#### [Exercise data]
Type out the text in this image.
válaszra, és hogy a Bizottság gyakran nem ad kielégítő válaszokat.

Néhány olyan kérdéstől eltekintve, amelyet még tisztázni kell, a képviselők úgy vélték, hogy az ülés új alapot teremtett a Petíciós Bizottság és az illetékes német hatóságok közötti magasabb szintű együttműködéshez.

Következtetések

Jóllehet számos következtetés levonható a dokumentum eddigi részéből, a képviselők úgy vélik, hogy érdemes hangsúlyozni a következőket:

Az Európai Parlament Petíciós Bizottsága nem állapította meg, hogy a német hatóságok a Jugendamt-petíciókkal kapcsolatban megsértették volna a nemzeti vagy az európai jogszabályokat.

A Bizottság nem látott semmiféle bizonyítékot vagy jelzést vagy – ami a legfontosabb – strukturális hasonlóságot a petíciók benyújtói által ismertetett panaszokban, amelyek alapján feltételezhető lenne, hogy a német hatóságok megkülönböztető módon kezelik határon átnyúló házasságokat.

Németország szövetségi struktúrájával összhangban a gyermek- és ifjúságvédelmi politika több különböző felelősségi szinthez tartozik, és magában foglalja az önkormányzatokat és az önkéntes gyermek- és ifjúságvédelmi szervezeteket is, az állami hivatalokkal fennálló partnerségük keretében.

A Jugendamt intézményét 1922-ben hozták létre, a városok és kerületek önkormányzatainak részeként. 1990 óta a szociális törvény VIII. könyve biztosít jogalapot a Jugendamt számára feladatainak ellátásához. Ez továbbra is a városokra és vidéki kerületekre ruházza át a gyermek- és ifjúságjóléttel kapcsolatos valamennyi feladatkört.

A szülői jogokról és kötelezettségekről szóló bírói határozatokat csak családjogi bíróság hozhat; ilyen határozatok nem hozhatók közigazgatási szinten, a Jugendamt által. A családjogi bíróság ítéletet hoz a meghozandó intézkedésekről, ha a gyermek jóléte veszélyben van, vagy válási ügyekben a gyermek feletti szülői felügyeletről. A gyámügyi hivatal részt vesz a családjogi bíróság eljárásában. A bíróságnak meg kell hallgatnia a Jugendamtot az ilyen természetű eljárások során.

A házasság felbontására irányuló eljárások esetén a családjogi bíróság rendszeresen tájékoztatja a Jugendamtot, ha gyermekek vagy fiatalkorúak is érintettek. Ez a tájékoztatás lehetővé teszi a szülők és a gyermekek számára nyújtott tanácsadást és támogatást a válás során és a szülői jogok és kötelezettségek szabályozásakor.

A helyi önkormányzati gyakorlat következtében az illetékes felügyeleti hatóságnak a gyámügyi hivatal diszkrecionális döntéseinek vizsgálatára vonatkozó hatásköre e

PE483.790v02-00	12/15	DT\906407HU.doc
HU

#### [To be done]
List every line in the records above that contains the word "illetékes".

#### [Solution to the exercise]
Néhány olyan kérdéstől eltekintve, amelyet még tisztázni kell, a képviselők úgy vélték, hogy az ülés új alapot teremtett a Petíciós Bizottság és az illetékes német hatóságok közötti magasabb szintű együttműködéshez.
A helyi önkormányzati gyakorlat következtében az illetékes felügyeleti hatóságnak a gyámügyi hivatal diszkrecionális döntéseinek vizsgálatára vonatkozó hatásköre e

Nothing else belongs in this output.